-- Required work --
Identify each line below that contains the word "unplanned", and copy it out.
=== Supplied records ===
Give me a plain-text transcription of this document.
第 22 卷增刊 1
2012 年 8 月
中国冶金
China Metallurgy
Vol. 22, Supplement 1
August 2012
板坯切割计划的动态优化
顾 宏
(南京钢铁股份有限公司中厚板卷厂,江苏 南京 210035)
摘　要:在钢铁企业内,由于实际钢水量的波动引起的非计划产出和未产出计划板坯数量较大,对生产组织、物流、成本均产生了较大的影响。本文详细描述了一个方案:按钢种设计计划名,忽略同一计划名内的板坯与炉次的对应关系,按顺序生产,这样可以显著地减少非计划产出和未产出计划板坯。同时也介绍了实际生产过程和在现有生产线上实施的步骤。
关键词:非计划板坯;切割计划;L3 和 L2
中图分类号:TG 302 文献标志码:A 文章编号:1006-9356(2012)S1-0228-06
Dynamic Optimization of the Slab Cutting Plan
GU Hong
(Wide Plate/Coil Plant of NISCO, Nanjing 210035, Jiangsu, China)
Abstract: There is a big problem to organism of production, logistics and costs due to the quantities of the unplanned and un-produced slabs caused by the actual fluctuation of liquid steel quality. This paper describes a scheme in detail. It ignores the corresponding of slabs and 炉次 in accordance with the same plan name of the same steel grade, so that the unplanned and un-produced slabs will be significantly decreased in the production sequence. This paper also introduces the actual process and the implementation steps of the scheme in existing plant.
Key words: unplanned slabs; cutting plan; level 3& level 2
===
-- Solution to this task --
Abstract: There is a big problem to organism of production, logistics and costs due to the quantities of the unplanned and un-produced slabs caused by the actual fluctuation of liquid steel quality. This paper describes a scheme in detail. It ignores the corresponding of slabs and 炉次 in accordance with the same plan name of the same steel grade, so that the unplanned and un-produced slabs will be significantly decreased in the production sequence. This paper also introduces the actual process and the implementation steps of the scheme in existing plant.
Key words: unplanned slabs; cutting plan; level 3& level 2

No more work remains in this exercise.